#### Material for this exercise ####
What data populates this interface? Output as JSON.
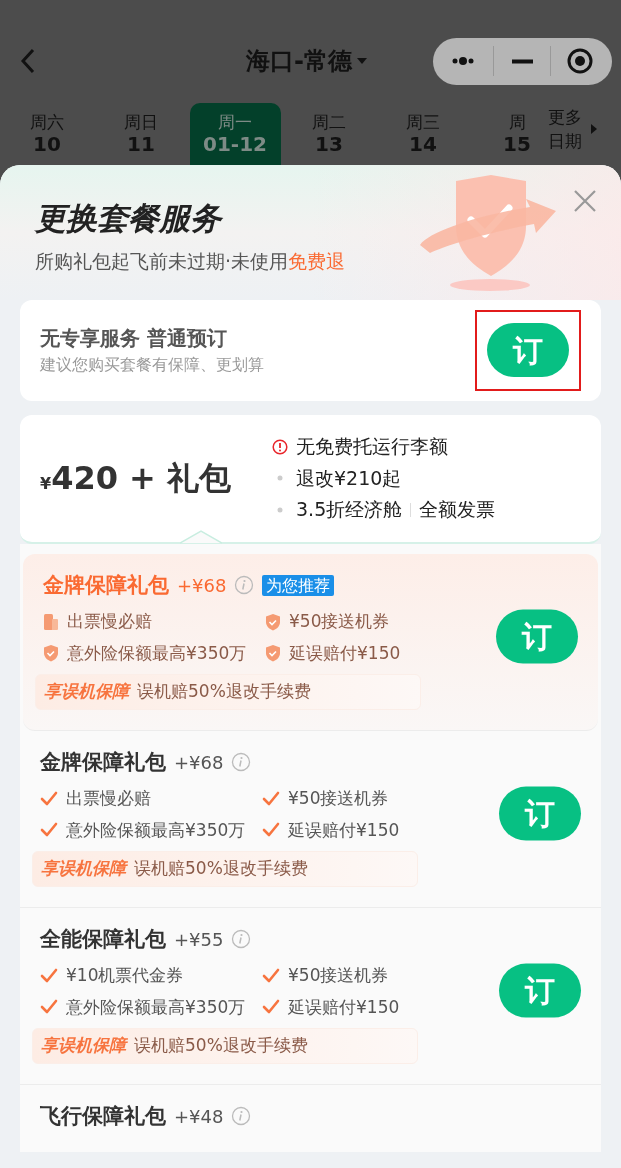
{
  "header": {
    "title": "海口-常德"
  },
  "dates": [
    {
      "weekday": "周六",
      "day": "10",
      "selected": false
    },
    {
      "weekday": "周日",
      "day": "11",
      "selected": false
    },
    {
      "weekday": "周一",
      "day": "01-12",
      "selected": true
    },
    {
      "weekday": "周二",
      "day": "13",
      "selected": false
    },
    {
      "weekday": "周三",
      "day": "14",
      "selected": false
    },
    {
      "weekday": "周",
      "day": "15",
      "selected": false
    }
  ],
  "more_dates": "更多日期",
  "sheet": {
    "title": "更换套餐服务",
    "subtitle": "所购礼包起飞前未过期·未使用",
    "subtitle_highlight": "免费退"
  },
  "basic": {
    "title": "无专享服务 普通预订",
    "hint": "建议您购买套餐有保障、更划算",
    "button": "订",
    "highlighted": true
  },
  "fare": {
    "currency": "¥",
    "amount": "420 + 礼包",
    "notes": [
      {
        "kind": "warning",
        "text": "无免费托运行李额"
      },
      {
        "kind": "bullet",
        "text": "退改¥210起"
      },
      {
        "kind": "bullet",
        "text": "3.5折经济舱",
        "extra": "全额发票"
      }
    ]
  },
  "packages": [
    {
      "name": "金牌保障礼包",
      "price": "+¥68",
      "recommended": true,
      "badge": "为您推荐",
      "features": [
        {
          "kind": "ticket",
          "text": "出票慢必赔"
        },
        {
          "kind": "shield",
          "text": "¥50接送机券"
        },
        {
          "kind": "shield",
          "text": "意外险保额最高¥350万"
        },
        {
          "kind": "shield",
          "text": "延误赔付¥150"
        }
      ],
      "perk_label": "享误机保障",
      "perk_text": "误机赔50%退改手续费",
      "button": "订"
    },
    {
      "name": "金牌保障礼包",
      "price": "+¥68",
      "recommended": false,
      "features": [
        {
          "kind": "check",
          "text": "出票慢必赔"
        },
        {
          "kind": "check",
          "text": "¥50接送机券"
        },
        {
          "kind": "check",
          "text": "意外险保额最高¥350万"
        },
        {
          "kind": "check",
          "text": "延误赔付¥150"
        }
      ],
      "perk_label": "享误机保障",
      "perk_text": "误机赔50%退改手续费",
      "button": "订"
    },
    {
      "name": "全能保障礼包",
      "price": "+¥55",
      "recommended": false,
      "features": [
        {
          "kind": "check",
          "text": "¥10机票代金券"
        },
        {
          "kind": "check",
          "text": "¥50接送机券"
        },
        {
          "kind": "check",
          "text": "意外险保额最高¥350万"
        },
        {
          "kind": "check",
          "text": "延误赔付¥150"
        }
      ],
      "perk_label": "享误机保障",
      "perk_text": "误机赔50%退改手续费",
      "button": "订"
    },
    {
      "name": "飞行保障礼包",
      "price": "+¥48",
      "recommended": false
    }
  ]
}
####
#### Material for this exercise ####
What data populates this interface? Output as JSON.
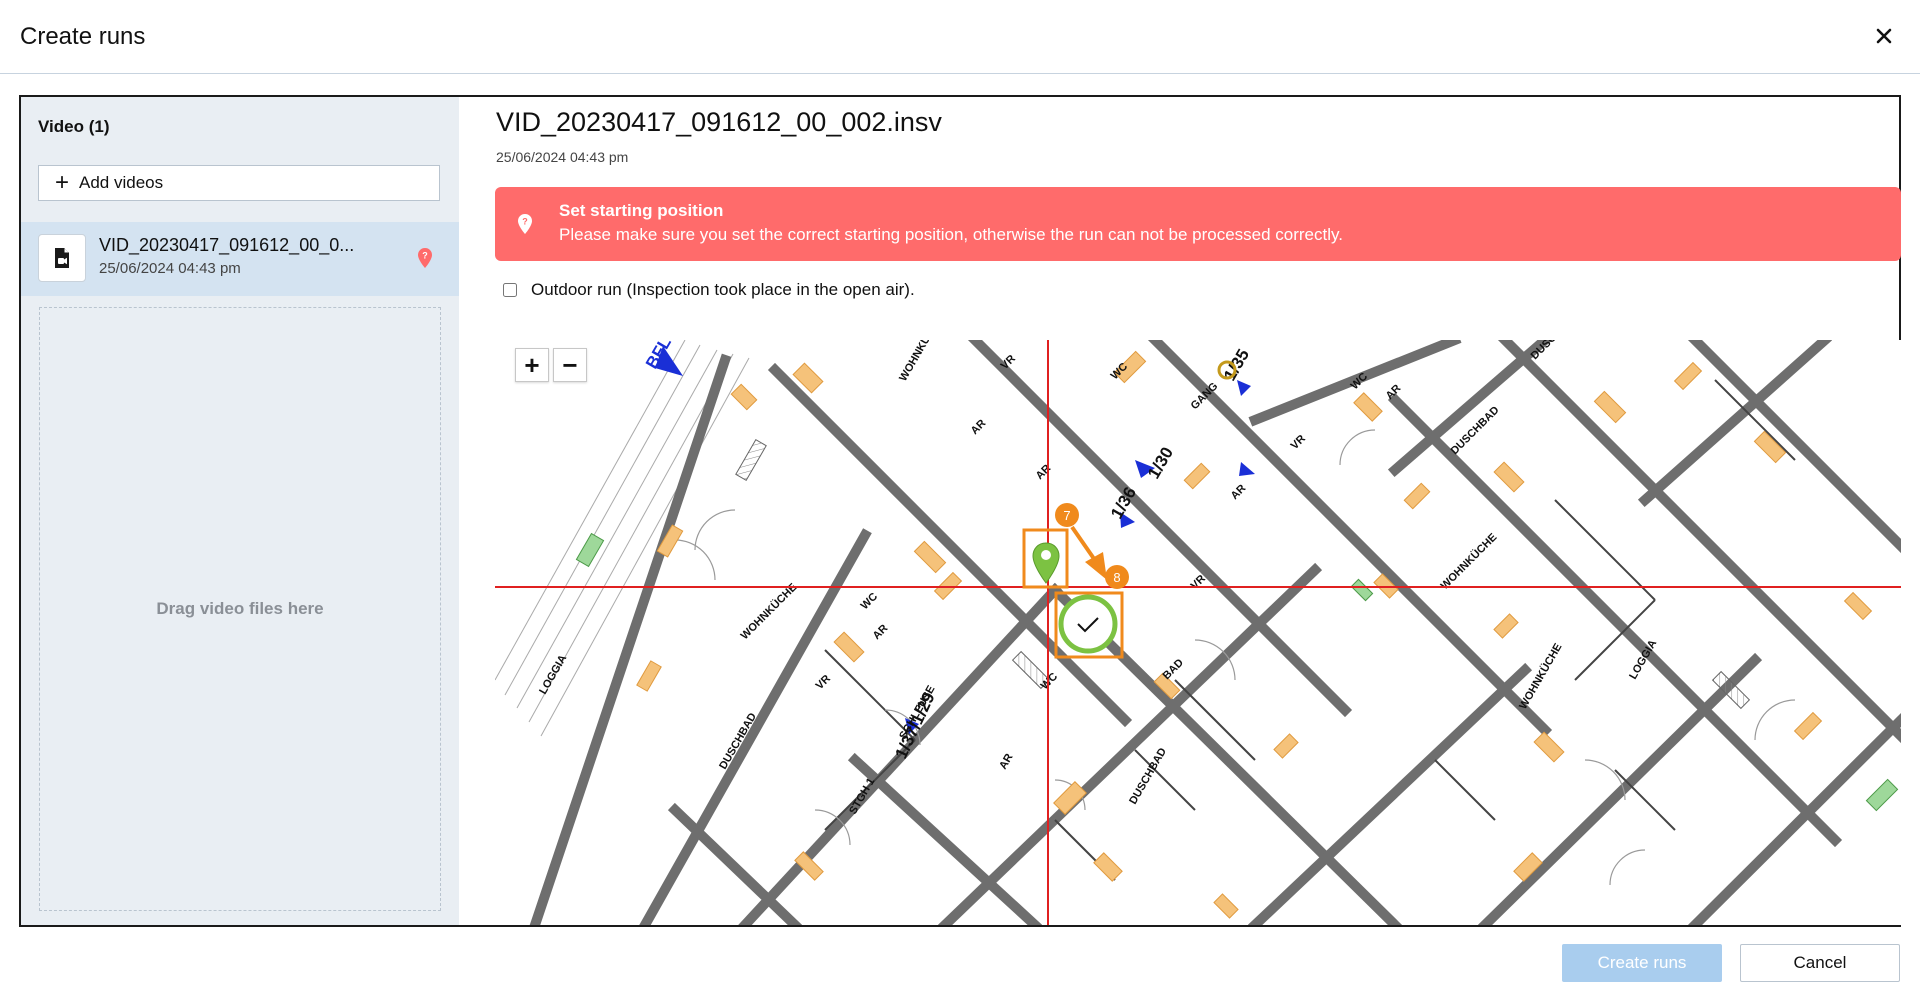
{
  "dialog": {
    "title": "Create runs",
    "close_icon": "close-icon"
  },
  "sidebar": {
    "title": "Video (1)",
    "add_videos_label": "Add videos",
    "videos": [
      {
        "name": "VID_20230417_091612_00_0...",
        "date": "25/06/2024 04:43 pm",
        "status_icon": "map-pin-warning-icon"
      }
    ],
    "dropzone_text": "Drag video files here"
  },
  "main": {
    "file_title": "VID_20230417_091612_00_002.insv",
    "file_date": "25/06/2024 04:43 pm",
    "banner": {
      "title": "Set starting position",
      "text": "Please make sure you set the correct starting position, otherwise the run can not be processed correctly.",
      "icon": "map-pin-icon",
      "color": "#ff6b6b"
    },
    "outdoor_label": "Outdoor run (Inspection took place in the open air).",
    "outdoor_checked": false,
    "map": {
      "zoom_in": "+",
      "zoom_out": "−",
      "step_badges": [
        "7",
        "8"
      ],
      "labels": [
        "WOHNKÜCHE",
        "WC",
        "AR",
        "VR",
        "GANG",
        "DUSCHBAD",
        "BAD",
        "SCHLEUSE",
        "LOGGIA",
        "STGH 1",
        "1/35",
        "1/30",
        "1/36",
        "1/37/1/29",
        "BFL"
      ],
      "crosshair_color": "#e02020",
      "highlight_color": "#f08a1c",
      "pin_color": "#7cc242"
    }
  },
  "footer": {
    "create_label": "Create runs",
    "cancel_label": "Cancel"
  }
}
####
#### Material for this exercise ####
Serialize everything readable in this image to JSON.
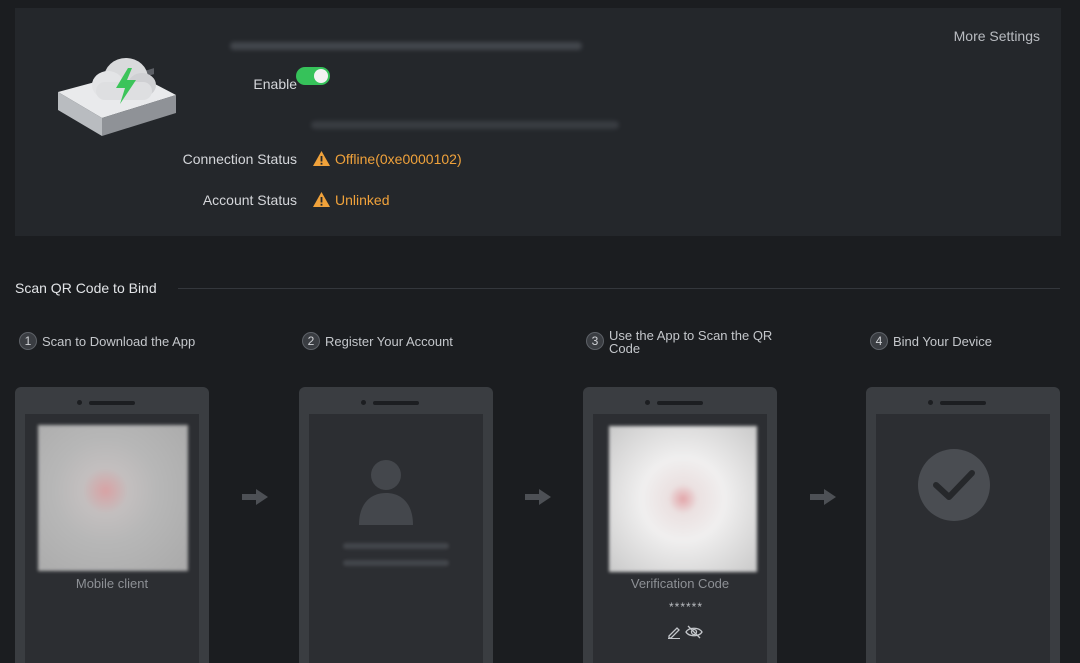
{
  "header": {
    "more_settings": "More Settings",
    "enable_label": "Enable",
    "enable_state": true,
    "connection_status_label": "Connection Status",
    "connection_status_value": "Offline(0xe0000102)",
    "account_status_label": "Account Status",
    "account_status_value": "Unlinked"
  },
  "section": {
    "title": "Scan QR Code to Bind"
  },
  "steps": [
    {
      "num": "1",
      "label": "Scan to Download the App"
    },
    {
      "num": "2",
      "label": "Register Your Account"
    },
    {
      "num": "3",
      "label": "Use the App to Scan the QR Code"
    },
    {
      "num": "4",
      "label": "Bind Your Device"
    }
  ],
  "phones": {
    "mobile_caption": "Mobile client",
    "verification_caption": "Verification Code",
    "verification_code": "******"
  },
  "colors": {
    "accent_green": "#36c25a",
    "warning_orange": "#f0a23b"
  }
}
####
== Requirement ==
Identify the lines that contain the string "Create", and copy every one of them.

== Answer for this exercise ==
    "title": "Create runs",
    "create_label": "Create runs",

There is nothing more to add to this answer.